● **Directions for this task**:
Copy the records below exactly as they appear.

● **Dataset rows**:
------------------------------

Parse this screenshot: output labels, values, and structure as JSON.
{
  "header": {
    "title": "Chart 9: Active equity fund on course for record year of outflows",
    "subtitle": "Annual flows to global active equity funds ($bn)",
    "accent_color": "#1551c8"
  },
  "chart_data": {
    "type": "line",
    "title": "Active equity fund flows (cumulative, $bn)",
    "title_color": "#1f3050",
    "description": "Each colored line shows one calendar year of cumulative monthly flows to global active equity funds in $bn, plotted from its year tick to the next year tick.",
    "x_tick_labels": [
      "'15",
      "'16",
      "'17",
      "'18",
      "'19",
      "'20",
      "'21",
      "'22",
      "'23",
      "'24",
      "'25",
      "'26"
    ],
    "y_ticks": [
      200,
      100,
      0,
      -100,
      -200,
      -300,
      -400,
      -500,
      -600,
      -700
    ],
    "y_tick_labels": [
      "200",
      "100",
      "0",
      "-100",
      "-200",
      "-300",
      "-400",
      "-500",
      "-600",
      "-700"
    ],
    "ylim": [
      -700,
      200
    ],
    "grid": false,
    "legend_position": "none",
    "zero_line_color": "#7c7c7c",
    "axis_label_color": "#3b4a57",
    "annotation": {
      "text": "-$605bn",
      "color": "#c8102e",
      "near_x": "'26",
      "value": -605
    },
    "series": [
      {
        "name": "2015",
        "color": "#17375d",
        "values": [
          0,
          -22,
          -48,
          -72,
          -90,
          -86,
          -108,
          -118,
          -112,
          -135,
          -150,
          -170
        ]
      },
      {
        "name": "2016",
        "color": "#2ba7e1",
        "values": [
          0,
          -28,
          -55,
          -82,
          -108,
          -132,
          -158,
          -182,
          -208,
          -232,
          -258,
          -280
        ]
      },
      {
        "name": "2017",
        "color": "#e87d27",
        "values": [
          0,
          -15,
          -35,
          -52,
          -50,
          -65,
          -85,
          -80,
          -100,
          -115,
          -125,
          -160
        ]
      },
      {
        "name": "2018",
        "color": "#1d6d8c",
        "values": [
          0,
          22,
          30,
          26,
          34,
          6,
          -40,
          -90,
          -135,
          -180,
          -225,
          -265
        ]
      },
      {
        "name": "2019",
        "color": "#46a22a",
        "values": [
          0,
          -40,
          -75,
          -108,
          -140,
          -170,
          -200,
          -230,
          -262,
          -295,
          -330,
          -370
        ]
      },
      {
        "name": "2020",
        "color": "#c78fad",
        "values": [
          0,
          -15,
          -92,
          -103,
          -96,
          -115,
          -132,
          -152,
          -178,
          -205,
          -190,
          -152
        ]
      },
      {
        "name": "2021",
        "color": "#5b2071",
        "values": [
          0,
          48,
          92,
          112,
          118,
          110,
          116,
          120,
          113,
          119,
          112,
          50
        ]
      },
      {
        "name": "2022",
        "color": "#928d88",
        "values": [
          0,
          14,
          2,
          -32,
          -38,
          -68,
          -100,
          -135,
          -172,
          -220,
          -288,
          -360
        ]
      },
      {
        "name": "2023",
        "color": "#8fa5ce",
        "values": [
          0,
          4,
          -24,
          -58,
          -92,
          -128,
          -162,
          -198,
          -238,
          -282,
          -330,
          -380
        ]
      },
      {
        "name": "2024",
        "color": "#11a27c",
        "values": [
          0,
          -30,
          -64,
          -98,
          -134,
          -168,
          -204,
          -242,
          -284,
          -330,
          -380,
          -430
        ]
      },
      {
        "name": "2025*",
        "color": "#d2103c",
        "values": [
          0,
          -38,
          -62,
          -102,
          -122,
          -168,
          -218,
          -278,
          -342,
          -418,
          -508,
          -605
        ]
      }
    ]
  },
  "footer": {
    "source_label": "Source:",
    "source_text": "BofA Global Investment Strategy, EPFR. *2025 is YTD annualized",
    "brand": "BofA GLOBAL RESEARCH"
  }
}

------------------------------

● **Answer for this exercise**:
Parse this screenshot: output labels, values, and structure as JSON.
{
  "header": {
    "title": "Chart 9: Active equity fund on course for record year of outflows",
    "subtitle": "Annual flows to global active equity funds ($bn)",
    "accent_color": "#1551c8"
  },
  "chart_data": {
    "type": "line",
    "title": "Active equity fund flows (cumulative, $bn)",
    "title_color": "#1f3050",
    "description": "Each colored line shows one calendar year of cumulative monthly flows to global active equity funds in $bn, plotted from its year tick to the next year tick.",
    "x_tick_labels": [
      "'15",
      "'16",
      "'17",
      "'18",
      "'19",
      "'20",
      "'21",
      "'22",
      "'23",
      "'24",
      "'25",
      "'26"
    ],
    "y_ticks": [
      200,
      100,
      0,
      -100,
      -200,
      -300,
      -400,
      -500,
      -600,
      -700
    ],
    "y_tick_labels": [
      "200",
      "100",
      "0",
      "-100",
      "-200",
      "-300",
      "-400",
      "-500",
      "-600",
      "-700"
    ],
    "ylim": [
      -700,
      200
    ],
    "grid": false,
    "legend_position": "none",
    "zero_line_color": "#7c7c7c",
    "axis_label_color": "#3b4a57",
    "annotation": {
      "text": "-$605bn",
      "color": "#c8102e",
      "near_x": "'26",
      "value": -605
    },
    "series": [
      {
        "name": "2015",
        "color": "#17375d",
        "values": [
          0,
          -22,
          -48,
          -72,
          -90,
          -86,
          -108,
          -118,
          -112,
          -135,
          -150,
          -170
        ]
      },
      {
        "name": "2016",
        "color": "#2ba7e1",
        "values": [
          0,
          -28,
          -55,
          -82,
          -108,
          -132,
          -158,
          -182,
          -208,
          -232,
          -258,
          -280
        ]
      },
      {
        "name": "2017",
        "color": "#e87d27",
        "values": [
          0,
          -15,
          -35,
          -52,
          -50,
          -65,
          -85,
          -80,
          -100,
          -115,
          -125,
          -160
        ]
      },
      {
        "name": "2018",
        "color": "#1d6d8c",
        "values": [
          0,
          22,
          30,
          26,
          34,
          6,
          -40,
          -90,
          -135,
          -180,
          -225,
          -265
        ]
      },
      {
        "name": "2019",
        "color": "#46a22a",
        "values": [
          0,
          -40,
          -75,
          -108,
          -140,
          -170,
          -200,
          -230,
          -262,
          -295,
          -330,
          -370
        ]
      },
      {
        "name": "2020",
        "color": "#c78fad",
        "values": [
          0,
          -15,
          -92,
          -103,
          -96,
          -115,
          -132,
          -152,
          -178,
          -205,
          -190,
          -152
        ]
      },
      {
        "name": "2021",
        "color": "#5b2071",
        "values": [
          0,
          48,
          92,
          112,
          118,
          110,
          116,
          120,
          113,
          119,
          112,
          50
        ]
      },
      {
        "name": "2022",
        "color": "#928d88",
        "values": [
          0,
          14,
          2,
          -32,
          -38,
          -68,
          -100,
          -135,
          -172,
          -220,
          -288,
          -360
        ]
      },
      {
        "name": "2023",
        "color": "#8fa5ce",
        "values": [
          0,
          4,
          -24,
          -58,
          -92,
          -128,
          -162,
          -198,
          -238,
          -282,
          -330,
          -380
        ]
      },
      {
        "name": "2024",
        "color": "#11a27c",
        "values": [
          0,
          -30,
          -64,
          -98,
          -134,
          -168,
          -204,
          -242,
          -284,
          -330,
          -380,
          -430
        ]
      },
      {
        "name": "2025*",
        "color": "#d2103c",
        "values": [
          0,
          -38,
          -62,
          -102,
          -122,
          -168,
          -218,
          -278,
          -342,
          -418,
          -508,
          -605
        ]
      }
    ]
  },
  "footer": {
    "source_label": "Source:",
    "source_text": "BofA Global Investment Strategy, EPFR. *2025 is YTD annualized",
    "brand": "BofA GLOBAL RESEARCH"
  }
}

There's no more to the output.